[Extracted records]
_ _ _ _ _ _ _

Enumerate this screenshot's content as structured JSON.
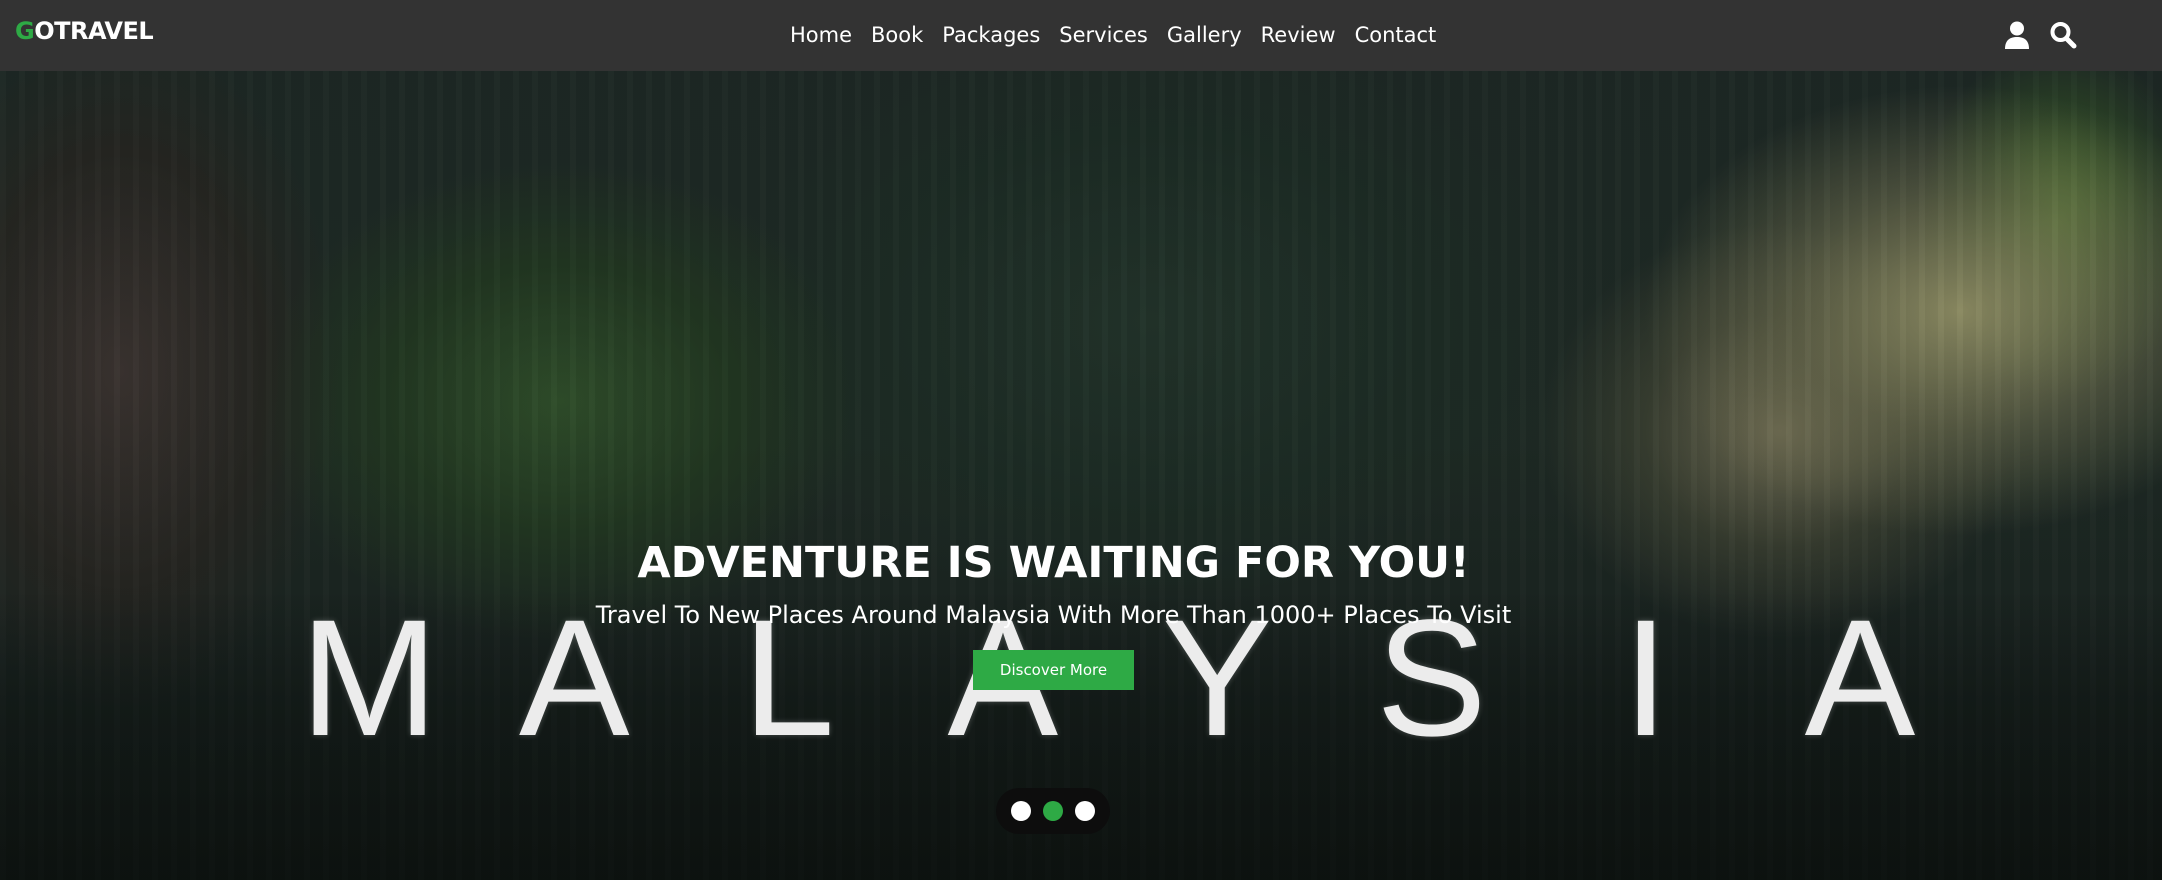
{
  "brand": {
    "logo_first": "G",
    "logo_rest": "OTRAVEL",
    "accent": "#2eaa45"
  },
  "nav": {
    "items": [
      {
        "label": "Home"
      },
      {
        "label": "Book"
      },
      {
        "label": "Packages"
      },
      {
        "label": "Services"
      },
      {
        "label": "Gallery"
      },
      {
        "label": "Review"
      },
      {
        "label": "Contact"
      }
    ]
  },
  "header_icons": {
    "user": "user-icon",
    "search": "search-icon"
  },
  "hero": {
    "title": "ADVENTURE IS WAITING FOR YOU!",
    "subtitle": "Travel To New Places Around Malaysia With More Than 1000+ Places To Visit",
    "cta_label": "Discover More",
    "video_text": [
      "M",
      "A",
      "L",
      "A",
      "Y",
      "S",
      "I",
      "A"
    ]
  },
  "slider": {
    "count": 3,
    "active_index": 1
  },
  "colors": {
    "header_bg": "#333333",
    "button_bg": "#2eaa45",
    "dot_active": "#2eaa45",
    "dot": "#ffffff"
  }
}
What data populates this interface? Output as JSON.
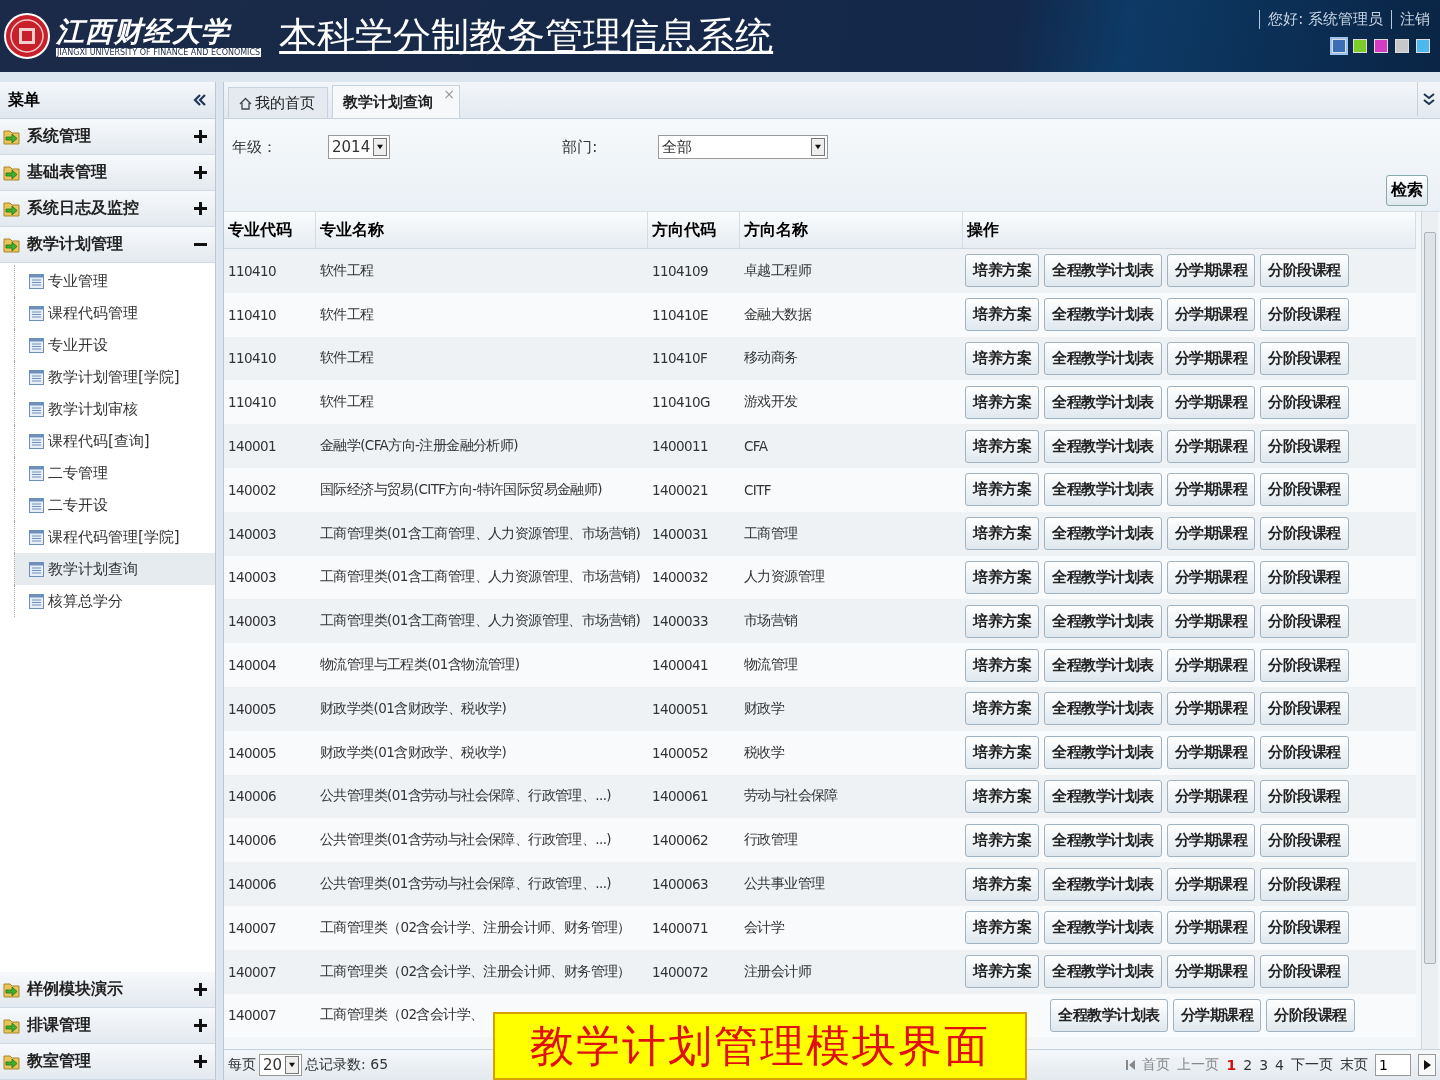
{
  "header": {
    "university": "江西财经大学",
    "university_en": "JIANGXI UNIVERSITY OF FINANCE AND ECONOMICS",
    "title": "本科学分制教务管理信息系统",
    "greeting": "您好: 系统管理员",
    "logout": "注销",
    "skins": [
      {
        "color": "#3a6fb8",
        "selected": true
      },
      {
        "color": "#7ccc2a",
        "selected": false
      },
      {
        "color": "#d43cc4",
        "selected": false
      },
      {
        "color": "#c8c8c8",
        "selected": false
      },
      {
        "color": "#4cb8ee",
        "selected": false
      }
    ]
  },
  "sidebar": {
    "title": "菜单",
    "groups": [
      {
        "label": "系统管理",
        "expanded": false
      },
      {
        "label": "基础表管理",
        "expanded": false
      },
      {
        "label": "系统日志及监控",
        "expanded": false
      },
      {
        "label": "教学计划管理",
        "expanded": true,
        "children": [
          {
            "label": "专业管理",
            "selected": false
          },
          {
            "label": "课程代码管理",
            "selected": false
          },
          {
            "label": "专业开设",
            "selected": false
          },
          {
            "label": "教学计划管理[学院]",
            "selected": false
          },
          {
            "label": "教学计划审核",
            "selected": false
          },
          {
            "label": "课程代码[查询]",
            "selected": false
          },
          {
            "label": "二专管理",
            "selected": false
          },
          {
            "label": "二专开设",
            "selected": false
          },
          {
            "label": "课程代码管理[学院]",
            "selected": false
          },
          {
            "label": "教学计划查询",
            "selected": true
          },
          {
            "label": "核算总学分",
            "selected": false
          }
        ]
      }
    ],
    "bottom_groups": [
      {
        "label": "样例模块演示",
        "expanded": false
      },
      {
        "label": "排课管理",
        "expanded": false
      },
      {
        "label": "教室管理",
        "expanded": false
      }
    ]
  },
  "tabs": [
    {
      "label": "我的首页",
      "selected": false,
      "kind": "home"
    },
    {
      "label": "教学计划查询",
      "selected": true,
      "kind": "closable",
      "close": "×"
    }
  ],
  "filters": {
    "grade_label": "年级：",
    "grade": "2014",
    "dept_label": "部门:",
    "dept": "全部",
    "search_button": "检索"
  },
  "table": {
    "columns": [
      "专业代码",
      "专业名称",
      "方向代码",
      "方向名称",
      "操作"
    ],
    "rows": [
      {
        "cells": [
          "110410",
          "软件工程",
          "1104109",
          "卓越工程师"
        ],
        "actions": [
          "培养方案",
          "全程教学计划表",
          "分学期课程",
          "分阶段课程"
        ]
      },
      {
        "cells": [
          "110410",
          "软件工程",
          "110410E",
          "金融大数据"
        ],
        "actions": [
          "培养方案",
          "全程教学计划表",
          "分学期课程",
          "分阶段课程"
        ]
      },
      {
        "cells": [
          "110410",
          "软件工程",
          "110410F",
          "移动商务"
        ],
        "actions": [
          "培养方案",
          "全程教学计划表",
          "分学期课程",
          "分阶段课程"
        ]
      },
      {
        "cells": [
          "110410",
          "软件工程",
          "110410G",
          "游戏开发"
        ],
        "actions": [
          "培养方案",
          "全程教学计划表",
          "分学期课程",
          "分阶段课程"
        ]
      },
      {
        "cells": [
          "140001",
          "金融学(CFA方向-注册金融分析师)",
          "1400011",
          "CFA"
        ],
        "actions": [
          "培养方案",
          "全程教学计划表",
          "分学期课程",
          "分阶段课程"
        ]
      },
      {
        "cells": [
          "140002",
          "国际经济与贸易(CITF方向-特许国际贸易金融师)",
          "1400021",
          "CITF"
        ],
        "actions": [
          "培养方案",
          "全程教学计划表",
          "分学期课程",
          "分阶段课程"
        ]
      },
      {
        "cells": [
          "140003",
          "工商管理类(01含工商管理、人力资源管理、市场营销)",
          "1400031",
          "工商管理"
        ],
        "actions": [
          "培养方案",
          "全程教学计划表",
          "分学期课程",
          "分阶段课程"
        ]
      },
      {
        "cells": [
          "140003",
          "工商管理类(01含工商管理、人力资源管理、市场营销)",
          "1400032",
          "人力资源管理"
        ],
        "actions": [
          "培养方案",
          "全程教学计划表",
          "分学期课程",
          "分阶段课程"
        ]
      },
      {
        "cells": [
          "140003",
          "工商管理类(01含工商管理、人力资源管理、市场营销)",
          "1400033",
          "市场营销"
        ],
        "actions": [
          "培养方案",
          "全程教学计划表",
          "分学期课程",
          "分阶段课程"
        ]
      },
      {
        "cells": [
          "140004",
          "物流管理与工程类(01含物流管理)",
          "1400041",
          "物流管理"
        ],
        "actions": [
          "培养方案",
          "全程教学计划表",
          "分学期课程",
          "分阶段课程"
        ]
      },
      {
        "cells": [
          "140005",
          "财政学类(01含财政学、税收学)",
          "1400051",
          "财政学"
        ],
        "actions": [
          "培养方案",
          "全程教学计划表",
          "分学期课程",
          "分阶段课程"
        ]
      },
      {
        "cells": [
          "140005",
          "财政学类(01含财政学、税收学)",
          "1400052",
          "税收学"
        ],
        "actions": [
          "培养方案",
          "全程教学计划表",
          "分学期课程",
          "分阶段课程"
        ]
      },
      {
        "cells": [
          "140006",
          "公共管理类(01含劳动与社会保障、行政管理、...)",
          "1400061",
          "劳动与社会保障"
        ],
        "actions": [
          "培养方案",
          "全程教学计划表",
          "分学期课程",
          "分阶段课程"
        ]
      },
      {
        "cells": [
          "140006",
          "公共管理类(01含劳动与社会保障、行政管理、...)",
          "1400062",
          "行政管理"
        ],
        "actions": [
          "培养方案",
          "全程教学计划表",
          "分学期课程",
          "分阶段课程"
        ]
      },
      {
        "cells": [
          "140006",
          "公共管理类(01含劳动与社会保障、行政管理、...)",
          "1400063",
          "公共事业管理"
        ],
        "actions": [
          "培养方案",
          "全程教学计划表",
          "分学期课程",
          "分阶段课程"
        ]
      },
      {
        "cells": [
          "140007",
          "工商管理类（02含会计学、注册会计师、财务管理）",
          "1400071",
          "会计学"
        ],
        "actions": [
          "培养方案",
          "全程教学计划表",
          "分学期课程",
          "分阶段课程"
        ]
      },
      {
        "cells": [
          "140007",
          "工商管理类（02含会计学、注册会计师、财务管理）",
          "1400072",
          "注册会计师"
        ],
        "actions": [
          "培养方案",
          "全程教学计划表",
          "分学期课程",
          "分阶段课程"
        ]
      },
      {
        "cells": [
          "140007",
          "工商管理类（02含会计学、"
        ],
        "actions": [
          "全程教学计划表",
          "分学期课程",
          "分阶段课程"
        ]
      }
    ]
  },
  "pager": {
    "per_page_label": "每页",
    "per_page": "20",
    "total": "总记录数: 65",
    "first": "首页",
    "prev": "上一页",
    "pages": [
      {
        "label": "1",
        "selected": true
      },
      {
        "label": "2",
        "selected": false
      },
      {
        "label": "3",
        "selected": false
      },
      {
        "label": "4",
        "selected": false
      }
    ],
    "next": "下一页",
    "last": "末页",
    "page_input": "1"
  },
  "caption": "教学计划管理模块界面"
}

_ _ _ _ _ _ _

• **TASK STATEMENT**
Take each line containing the string "true" and copy it out.

• **SOLVED PROBLEM**
        "selected": true
        "expanded": true,
            "selected": true
      "selected": true,
        "selected": true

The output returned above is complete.